WHAT IS BEING ASKED
Can you write out all of the material below, word for word?

★ ★ ★ ★

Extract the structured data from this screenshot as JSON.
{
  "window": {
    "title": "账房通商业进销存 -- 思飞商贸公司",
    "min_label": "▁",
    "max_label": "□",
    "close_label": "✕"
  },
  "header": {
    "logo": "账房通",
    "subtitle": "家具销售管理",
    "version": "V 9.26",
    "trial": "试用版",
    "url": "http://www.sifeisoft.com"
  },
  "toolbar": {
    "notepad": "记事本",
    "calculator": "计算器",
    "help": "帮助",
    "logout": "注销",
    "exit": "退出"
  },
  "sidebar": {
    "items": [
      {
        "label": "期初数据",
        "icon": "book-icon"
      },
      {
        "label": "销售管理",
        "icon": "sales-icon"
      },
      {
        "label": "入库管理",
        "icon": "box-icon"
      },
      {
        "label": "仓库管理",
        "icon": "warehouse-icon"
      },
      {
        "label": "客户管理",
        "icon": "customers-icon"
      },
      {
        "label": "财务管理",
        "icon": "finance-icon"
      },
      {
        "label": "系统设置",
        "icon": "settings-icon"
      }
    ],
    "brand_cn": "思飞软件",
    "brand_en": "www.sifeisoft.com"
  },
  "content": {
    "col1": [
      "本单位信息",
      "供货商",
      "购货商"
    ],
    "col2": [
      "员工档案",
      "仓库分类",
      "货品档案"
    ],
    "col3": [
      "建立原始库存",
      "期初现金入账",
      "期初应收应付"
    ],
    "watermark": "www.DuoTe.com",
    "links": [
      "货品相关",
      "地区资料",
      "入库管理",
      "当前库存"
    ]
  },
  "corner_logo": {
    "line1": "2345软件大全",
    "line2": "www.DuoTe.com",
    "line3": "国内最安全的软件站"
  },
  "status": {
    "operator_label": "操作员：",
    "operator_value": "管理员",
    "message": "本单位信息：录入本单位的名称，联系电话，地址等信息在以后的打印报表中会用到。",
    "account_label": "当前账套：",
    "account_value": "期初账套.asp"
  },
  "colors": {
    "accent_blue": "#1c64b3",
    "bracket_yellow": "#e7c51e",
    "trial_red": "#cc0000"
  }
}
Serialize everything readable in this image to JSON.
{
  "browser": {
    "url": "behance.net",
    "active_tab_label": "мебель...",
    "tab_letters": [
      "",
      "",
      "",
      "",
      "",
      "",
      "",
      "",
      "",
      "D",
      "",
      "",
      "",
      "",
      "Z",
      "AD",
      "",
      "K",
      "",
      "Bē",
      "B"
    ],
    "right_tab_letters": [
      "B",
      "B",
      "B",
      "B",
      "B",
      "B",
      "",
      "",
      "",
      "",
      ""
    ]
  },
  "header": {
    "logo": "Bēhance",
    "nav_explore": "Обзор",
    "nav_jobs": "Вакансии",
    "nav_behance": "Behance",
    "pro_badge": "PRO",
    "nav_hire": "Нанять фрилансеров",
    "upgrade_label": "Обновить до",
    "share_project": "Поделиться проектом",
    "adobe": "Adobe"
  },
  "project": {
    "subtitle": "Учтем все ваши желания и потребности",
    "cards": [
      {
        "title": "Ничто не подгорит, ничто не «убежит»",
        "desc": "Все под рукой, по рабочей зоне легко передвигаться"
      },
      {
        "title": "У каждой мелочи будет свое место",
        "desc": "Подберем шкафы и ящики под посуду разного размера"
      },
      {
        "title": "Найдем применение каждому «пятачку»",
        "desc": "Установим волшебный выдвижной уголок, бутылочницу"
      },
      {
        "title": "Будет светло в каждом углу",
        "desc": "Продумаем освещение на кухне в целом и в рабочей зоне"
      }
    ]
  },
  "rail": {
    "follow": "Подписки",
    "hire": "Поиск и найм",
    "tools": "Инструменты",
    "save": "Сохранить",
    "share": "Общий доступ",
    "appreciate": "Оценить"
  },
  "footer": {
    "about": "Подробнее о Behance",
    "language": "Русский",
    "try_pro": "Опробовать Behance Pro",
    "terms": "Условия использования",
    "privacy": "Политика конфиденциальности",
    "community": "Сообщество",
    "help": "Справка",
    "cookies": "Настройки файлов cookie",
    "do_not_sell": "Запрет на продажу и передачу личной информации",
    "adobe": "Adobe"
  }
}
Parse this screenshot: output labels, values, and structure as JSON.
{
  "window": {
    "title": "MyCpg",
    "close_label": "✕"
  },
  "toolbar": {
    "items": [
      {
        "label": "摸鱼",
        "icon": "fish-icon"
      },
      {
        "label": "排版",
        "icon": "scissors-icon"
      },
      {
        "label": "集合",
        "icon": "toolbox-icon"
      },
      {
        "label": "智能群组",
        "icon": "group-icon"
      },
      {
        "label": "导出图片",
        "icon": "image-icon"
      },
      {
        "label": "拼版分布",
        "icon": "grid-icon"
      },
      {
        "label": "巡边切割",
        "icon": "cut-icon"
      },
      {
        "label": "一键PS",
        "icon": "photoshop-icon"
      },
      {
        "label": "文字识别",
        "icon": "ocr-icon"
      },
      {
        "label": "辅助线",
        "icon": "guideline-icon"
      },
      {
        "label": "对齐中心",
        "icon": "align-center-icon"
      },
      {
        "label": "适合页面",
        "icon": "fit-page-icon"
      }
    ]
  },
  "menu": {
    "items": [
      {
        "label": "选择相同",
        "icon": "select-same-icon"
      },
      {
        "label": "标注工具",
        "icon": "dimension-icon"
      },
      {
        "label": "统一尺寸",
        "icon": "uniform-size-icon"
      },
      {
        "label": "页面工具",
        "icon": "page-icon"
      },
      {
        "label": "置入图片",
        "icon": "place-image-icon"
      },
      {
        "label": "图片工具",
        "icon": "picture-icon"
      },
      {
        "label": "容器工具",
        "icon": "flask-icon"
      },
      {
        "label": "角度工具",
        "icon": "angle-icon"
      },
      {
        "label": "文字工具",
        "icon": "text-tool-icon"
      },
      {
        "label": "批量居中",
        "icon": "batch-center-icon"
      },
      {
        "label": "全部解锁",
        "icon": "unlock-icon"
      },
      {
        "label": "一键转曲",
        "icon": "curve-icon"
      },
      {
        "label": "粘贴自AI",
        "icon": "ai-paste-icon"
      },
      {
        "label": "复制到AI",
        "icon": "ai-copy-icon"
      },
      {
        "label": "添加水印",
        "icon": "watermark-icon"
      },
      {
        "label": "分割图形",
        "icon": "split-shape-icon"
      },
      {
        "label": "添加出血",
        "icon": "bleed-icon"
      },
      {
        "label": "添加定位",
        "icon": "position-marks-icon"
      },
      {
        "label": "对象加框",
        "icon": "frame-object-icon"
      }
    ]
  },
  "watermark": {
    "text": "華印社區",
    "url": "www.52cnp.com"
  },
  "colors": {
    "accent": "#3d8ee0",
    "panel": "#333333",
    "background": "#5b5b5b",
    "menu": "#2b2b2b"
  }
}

★ ★ ★ ★

WRITTEN REPLY
Extract the structured data from this screenshot as JSON.
{
  "window": {
    "title": "账房通商业进销存 -- 思飞商贸公司",
    "min_label": "▁",
    "max_label": "□",
    "close_label": "✕"
  },
  "header": {
    "logo": "账房通",
    "subtitle": "家具销售管理",
    "version": "V 9.26",
    "trial": "试用版",
    "url": "http://www.sifeisoft.com"
  },
  "toolbar": {
    "notepad": "记事本",
    "calculator": "计算器",
    "help": "帮助",
    "logout": "注销",
    "exit": "退出"
  },
  "sidebar": {
    "items": [
      {
        "label": "期初数据",
        "icon": "book-icon"
      },
      {
        "label": "销售管理",
        "icon": "sales-icon"
      },
      {
        "label": "入库管理",
        "icon": "box-icon"
      },
      {
        "label": "仓库管理",
        "icon": "warehouse-icon"
      },
      {
        "label": "客户管理",
        "icon": "customers-icon"
      },
      {
        "label": "财务管理",
        "icon": "finance-icon"
      },
      {
        "label": "系统设置",
        "icon": "settings-icon"
      }
    ],
    "brand_cn": "思飞软件",
    "brand_en": "www.sifeisoft.com"
  },
  "content": {
    "col1": [
      "本单位信息",
      "供货商",
      "购货商"
    ],
    "col2": [
      "员工档案",
      "仓库分类",
      "货品档案"
    ],
    "col3": [
      "建立原始库存",
      "期初现金入账",
      "期初应收应付"
    ],
    "watermark": "www.DuoTe.com",
    "links": [
      "货品相关",
      "地区资料",
      "入库管理",
      "当前库存"
    ]
  },
  "corner_logo": {
    "line1": "2345软件大全",
    "line2": "www.DuoTe.com",
    "line3": "国内最安全的软件站"
  },
  "status": {
    "operator_label": "操作员：",
    "operator_value": "管理员",
    "message": "本单位信息：录入本单位的名称，联系电话，地址等信息在以后的打印报表中会用到。",
    "account_label": "当前账套：",
    "account_value": "期初账套.asp"
  },
  "colors": {
    "accent_blue": "#1c64b3",
    "bracket_yellow": "#e7c51e",
    "trial_red": "#cc0000"
  }
}
Serialize everything readable in this image to JSON.
{
  "browser": {
    "url": "behance.net",
    "active_tab_label": "мебель...",
    "tab_letters": [
      "",
      "",
      "",
      "",
      "",
      "",
      "",
      "",
      "",
      "D",
      "",
      "",
      "",
      "",
      "Z",
      "AD",
      "",
      "K",
      "",
      "Bē",
      "B"
    ],
    "right_tab_letters": [
      "B",
      "B",
      "B",
      "B",
      "B",
      "B",
      "",
      "",
      "",
      "",
      ""
    ]
  },
  "header": {
    "logo": "Bēhance",
    "nav_explore": "Обзор",
    "nav_jobs": "Вакансии",
    "nav_behance": "Behance",
    "pro_badge": "PRO",
    "nav_hire": "Нанять фрилансеров",
    "upgrade_label": "Обновить до",
    "share_project": "Поделиться проектом",
    "adobe": "Adobe"
  },
  "project": {
    "subtitle": "Учтем все ваши желания и потребности",
    "cards": [
      {
        "title": "Ничто не подгорит, ничто не «убежит»",
        "desc": "Все под рукой, по рабочей зоне легко передвигаться"
      },
      {
        "title": "У каждой мелочи будет свое место",
        "desc": "Подберем шкафы и ящики под посуду разного размера"
      },
      {
        "title": "Найдем применение каждому «пятачку»",
        "desc": "Установим волшебный выдвижной уголок, бутылочницу"
      },
      {
        "title": "Будет светло в каждом углу",
        "desc": "Продумаем освещение на кухне в целом и в рабочей зоне"
      }
    ]
  },
  "rail": {
    "follow": "Подписки",
    "hire": "Поиск и найм",
    "tools": "Инструменты",
    "save": "Сохранить",
    "share": "Общий доступ",
    "appreciate": "Оценить"
  },
  "footer": {
    "about": "Подробнее о Behance",
    "language": "Русский",
    "try_pro": "Опробовать Behance Pro",
    "terms": "Условия использования",
    "privacy": "Политика конфиденциальности",
    "community": "Сообщество",
    "help": "Справка",
    "cookies": "Настройки файлов cookie",
    "do_not_sell": "Запрет на продажу и передачу личной информации",
    "adobe": "Adobe"
  }
}
Parse this screenshot: output labels, values, and structure as JSON.
{
  "window": {
    "title": "MyCpg",
    "close_label": "✕"
  },
  "toolbar": {
    "items": [
      {
        "label": "摸鱼",
        "icon": "fish-icon"
      },
      {
        "label": "排版",
        "icon": "scissors-icon"
      },
      {
        "label": "集合",
        "icon": "toolbox-icon"
      },
      {
        "label": "智能群组",
        "icon": "group-icon"
      },
      {
        "label": "导出图片",
        "icon": "image-icon"
      },
      {
        "label": "拼版分布",
        "icon": "grid-icon"
      },
      {
        "label": "巡边切割",
        "icon": "cut-icon"
      },
      {
        "label": "一键PS",
        "icon": "photoshop-icon"
      },
      {
        "label": "文字识别",
        "icon": "ocr-icon"
      },
      {
        "label": "辅助线",
        "icon": "guideline-icon"
      },
      {
        "label": "对齐中心",
        "icon": "align-center-icon"
      },
      {
        "label": "适合页面",
        "icon": "fit-page-icon"
      }
    ]
  },
  "menu": {
    "items": [
      {
        "label": "选择相同",
        "icon": "select-same-icon"
      },
      {
        "label": "标注工具",
        "icon": "dimension-icon"
      },
      {
        "label": "统一尺寸",
        "icon": "uniform-size-icon"
      },
      {
        "label": "页面工具",
        "icon": "page-icon"
      },
      {
        "label": "置入图片",
        "icon": "place-image-icon"
      },
      {
        "label": "图片工具",
        "icon": "picture-icon"
      },
      {
        "label": "容器工具",
        "icon": "flask-icon"
      },
      {
        "label": "角度工具",
        "icon": "angle-icon"
      },
      {
        "label": "文字工具",
        "icon": "text-tool-icon"
      },
      {
        "label": "批量居中",
        "icon": "batch-center-icon"
      },
      {
        "label": "全部解锁",
        "icon": "unlock-icon"
      },
      {
        "label": "一键转曲",
        "icon": "curve-icon"
      },
      {
        "label": "粘贴自AI",
        "icon": "ai-paste-icon"
      },
      {
        "label": "复制到AI",
        "icon": "ai-copy-icon"
      },
      {
        "label": "添加水印",
        "icon": "watermark-icon"
      },
      {
        "label": "分割图形",
        "icon": "split-shape-icon"
      },
      {
        "label": "添加出血",
        "icon": "bleed-icon"
      },
      {
        "label": "添加定位",
        "icon": "position-marks-icon"
      },
      {
        "label": "对象加框",
        "icon": "frame-object-icon"
      }
    ]
  },
  "watermark": {
    "text": "華印社區",
    "url": "www.52cnp.com"
  },
  "colors": {
    "accent": "#3d8ee0",
    "panel": "#333333",
    "background": "#5b5b5b",
    "menu": "#2b2b2b"
  }
}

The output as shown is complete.